# WHAT THE TASK REQUIRES:
Output a single figure: the number of lines in which the word "Forums" appears.
---------- MATERIALS PROVIDED ----------
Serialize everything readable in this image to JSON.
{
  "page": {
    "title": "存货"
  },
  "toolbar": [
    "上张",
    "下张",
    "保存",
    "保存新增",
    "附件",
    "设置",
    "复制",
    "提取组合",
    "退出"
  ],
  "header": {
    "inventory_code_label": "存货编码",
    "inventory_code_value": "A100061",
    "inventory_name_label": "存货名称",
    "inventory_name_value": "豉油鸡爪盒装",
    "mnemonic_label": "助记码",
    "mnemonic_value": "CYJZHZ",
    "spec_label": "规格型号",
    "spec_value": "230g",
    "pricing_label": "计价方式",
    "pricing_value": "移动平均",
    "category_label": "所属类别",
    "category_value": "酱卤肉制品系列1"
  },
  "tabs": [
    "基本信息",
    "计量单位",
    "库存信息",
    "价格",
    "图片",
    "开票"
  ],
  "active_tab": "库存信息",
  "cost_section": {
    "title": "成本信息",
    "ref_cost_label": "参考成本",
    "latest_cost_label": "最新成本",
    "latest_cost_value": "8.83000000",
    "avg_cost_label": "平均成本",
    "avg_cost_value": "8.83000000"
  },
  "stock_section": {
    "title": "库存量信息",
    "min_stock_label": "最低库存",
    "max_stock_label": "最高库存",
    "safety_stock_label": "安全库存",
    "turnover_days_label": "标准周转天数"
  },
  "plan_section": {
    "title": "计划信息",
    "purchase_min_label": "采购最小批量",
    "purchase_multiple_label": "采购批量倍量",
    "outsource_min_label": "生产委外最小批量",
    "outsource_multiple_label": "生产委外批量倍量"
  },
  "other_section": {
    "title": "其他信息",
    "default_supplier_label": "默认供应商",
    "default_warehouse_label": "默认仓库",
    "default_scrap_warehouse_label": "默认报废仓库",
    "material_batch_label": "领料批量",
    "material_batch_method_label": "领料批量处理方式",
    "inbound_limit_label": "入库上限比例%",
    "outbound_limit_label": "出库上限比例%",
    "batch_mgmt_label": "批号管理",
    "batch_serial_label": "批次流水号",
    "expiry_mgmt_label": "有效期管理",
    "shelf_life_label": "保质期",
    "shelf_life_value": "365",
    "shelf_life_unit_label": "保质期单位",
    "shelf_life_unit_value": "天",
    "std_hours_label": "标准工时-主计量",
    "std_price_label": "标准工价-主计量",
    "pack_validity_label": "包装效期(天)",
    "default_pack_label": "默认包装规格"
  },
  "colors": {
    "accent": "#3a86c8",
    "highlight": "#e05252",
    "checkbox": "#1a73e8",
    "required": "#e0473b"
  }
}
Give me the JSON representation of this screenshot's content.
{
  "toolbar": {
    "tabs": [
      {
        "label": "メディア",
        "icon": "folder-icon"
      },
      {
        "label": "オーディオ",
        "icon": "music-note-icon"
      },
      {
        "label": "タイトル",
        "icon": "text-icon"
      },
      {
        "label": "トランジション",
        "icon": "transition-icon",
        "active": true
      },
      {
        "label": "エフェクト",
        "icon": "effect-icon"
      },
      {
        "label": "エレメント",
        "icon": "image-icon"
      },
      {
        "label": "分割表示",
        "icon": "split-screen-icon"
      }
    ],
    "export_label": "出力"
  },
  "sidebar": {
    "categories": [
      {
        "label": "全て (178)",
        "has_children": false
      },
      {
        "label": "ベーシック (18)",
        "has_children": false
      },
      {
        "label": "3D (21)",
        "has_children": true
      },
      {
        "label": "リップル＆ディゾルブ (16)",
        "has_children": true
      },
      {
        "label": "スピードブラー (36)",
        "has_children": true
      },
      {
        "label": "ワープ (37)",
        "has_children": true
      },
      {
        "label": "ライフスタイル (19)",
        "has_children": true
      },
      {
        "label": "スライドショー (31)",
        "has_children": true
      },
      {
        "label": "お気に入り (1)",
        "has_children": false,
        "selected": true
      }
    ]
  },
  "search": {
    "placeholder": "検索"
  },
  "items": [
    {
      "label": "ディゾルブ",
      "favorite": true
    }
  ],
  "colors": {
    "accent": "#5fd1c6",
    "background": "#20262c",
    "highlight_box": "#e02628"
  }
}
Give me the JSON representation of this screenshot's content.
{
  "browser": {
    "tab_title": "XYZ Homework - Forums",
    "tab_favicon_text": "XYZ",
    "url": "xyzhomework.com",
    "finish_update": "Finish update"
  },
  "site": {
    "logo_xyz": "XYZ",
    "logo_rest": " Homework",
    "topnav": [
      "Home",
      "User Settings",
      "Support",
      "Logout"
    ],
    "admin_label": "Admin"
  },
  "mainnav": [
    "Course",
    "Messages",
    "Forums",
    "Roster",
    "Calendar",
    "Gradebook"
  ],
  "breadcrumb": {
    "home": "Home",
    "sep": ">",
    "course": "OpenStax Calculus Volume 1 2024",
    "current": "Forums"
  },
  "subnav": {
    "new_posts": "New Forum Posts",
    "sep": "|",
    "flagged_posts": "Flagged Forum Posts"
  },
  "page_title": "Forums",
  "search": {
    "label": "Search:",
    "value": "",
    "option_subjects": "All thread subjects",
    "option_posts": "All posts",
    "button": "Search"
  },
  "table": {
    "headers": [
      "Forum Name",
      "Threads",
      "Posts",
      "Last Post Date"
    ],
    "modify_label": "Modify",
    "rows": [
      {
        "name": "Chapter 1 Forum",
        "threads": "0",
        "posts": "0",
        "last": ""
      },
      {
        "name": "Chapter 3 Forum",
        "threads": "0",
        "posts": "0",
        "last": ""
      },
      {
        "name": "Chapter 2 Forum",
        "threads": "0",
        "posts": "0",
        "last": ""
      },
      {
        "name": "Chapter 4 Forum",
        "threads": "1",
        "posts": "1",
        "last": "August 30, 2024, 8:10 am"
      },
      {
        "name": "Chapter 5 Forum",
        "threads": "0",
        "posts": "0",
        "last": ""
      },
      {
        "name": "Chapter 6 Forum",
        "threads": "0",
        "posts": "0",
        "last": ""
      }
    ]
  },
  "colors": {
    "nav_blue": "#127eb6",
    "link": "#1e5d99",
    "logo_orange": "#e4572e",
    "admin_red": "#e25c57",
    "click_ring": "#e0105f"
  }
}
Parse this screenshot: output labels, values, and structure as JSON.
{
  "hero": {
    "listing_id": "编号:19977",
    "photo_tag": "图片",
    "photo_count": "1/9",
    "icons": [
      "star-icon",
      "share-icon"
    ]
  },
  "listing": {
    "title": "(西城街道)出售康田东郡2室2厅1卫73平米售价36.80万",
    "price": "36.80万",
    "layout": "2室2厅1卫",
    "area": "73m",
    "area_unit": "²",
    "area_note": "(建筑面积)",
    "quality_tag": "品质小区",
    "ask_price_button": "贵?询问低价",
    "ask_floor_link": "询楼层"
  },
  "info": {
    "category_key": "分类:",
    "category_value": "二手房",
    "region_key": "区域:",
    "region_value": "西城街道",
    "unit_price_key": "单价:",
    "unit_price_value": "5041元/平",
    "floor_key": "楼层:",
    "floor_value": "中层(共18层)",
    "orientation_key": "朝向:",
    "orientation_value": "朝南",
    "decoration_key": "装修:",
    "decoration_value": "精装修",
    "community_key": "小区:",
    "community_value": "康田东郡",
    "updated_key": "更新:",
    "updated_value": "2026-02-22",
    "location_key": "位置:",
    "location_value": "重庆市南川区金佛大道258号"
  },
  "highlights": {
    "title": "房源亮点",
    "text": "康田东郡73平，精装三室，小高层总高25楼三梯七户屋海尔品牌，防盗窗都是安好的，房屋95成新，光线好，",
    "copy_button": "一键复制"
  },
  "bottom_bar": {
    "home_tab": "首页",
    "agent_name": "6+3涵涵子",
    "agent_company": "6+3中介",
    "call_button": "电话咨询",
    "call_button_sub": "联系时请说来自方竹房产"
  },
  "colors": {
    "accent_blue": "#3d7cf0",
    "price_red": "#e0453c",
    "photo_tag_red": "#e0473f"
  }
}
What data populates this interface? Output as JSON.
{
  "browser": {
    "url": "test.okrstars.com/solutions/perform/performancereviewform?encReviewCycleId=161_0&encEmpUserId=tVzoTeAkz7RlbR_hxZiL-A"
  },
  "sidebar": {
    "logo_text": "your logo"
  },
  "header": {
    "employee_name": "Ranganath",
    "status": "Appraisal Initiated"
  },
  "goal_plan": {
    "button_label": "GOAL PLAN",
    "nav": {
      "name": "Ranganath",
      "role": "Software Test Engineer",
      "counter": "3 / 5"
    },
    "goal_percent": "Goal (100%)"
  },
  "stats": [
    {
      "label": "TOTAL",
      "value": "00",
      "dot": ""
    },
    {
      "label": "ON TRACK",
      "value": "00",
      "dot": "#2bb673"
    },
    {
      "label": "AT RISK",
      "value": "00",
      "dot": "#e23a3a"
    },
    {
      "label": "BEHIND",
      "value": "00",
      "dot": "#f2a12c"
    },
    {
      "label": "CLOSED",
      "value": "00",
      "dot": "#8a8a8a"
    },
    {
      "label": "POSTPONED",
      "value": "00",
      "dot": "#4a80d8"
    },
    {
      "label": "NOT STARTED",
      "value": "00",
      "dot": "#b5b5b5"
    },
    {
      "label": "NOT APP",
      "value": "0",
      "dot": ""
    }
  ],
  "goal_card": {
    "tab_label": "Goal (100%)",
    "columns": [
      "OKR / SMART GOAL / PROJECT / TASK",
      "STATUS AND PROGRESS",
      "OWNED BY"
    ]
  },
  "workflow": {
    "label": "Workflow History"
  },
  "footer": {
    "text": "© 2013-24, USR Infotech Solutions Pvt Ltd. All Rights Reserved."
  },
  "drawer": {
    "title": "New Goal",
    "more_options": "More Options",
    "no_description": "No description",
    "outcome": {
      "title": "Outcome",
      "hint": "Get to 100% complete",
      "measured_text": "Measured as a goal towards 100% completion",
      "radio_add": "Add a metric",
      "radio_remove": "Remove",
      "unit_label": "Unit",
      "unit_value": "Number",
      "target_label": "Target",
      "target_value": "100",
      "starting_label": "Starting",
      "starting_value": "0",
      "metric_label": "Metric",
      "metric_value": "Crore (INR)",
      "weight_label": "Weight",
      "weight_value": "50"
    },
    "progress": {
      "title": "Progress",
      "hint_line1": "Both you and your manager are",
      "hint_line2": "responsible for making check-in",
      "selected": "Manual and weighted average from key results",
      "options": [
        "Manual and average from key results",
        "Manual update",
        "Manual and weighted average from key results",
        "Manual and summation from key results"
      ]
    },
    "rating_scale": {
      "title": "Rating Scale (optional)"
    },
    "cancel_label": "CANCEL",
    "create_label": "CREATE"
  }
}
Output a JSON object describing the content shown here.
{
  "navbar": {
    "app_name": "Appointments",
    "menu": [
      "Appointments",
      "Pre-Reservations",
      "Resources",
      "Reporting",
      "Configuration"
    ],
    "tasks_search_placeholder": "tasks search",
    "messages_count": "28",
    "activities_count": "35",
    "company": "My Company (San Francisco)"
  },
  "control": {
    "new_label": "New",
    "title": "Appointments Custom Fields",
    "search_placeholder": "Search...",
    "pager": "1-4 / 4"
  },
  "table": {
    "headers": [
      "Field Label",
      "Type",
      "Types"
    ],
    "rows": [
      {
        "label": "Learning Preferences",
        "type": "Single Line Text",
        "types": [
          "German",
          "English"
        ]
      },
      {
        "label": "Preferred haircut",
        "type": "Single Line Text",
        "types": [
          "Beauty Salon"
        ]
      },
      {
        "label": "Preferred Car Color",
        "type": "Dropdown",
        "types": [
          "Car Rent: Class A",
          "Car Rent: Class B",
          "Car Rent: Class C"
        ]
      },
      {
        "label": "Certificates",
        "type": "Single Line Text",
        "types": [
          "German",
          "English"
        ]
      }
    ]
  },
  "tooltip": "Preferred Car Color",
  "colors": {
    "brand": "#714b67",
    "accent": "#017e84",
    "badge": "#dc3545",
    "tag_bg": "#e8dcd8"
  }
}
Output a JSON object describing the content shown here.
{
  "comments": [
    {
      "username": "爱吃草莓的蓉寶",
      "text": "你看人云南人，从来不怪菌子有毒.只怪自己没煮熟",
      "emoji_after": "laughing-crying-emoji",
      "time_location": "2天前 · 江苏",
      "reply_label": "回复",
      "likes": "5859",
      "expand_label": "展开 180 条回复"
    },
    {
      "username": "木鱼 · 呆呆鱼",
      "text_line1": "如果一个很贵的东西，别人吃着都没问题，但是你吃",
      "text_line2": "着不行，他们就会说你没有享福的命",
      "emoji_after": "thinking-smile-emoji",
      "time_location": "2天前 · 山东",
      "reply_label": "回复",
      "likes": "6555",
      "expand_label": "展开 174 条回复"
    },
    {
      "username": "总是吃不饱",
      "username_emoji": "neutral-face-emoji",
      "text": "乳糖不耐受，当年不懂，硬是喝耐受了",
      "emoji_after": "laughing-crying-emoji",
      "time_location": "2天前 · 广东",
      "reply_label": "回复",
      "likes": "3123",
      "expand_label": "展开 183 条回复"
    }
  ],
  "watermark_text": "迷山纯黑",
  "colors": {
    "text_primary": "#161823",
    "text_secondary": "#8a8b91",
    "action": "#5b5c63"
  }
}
----------
# OUTPUT OF THE EXERCISE:
4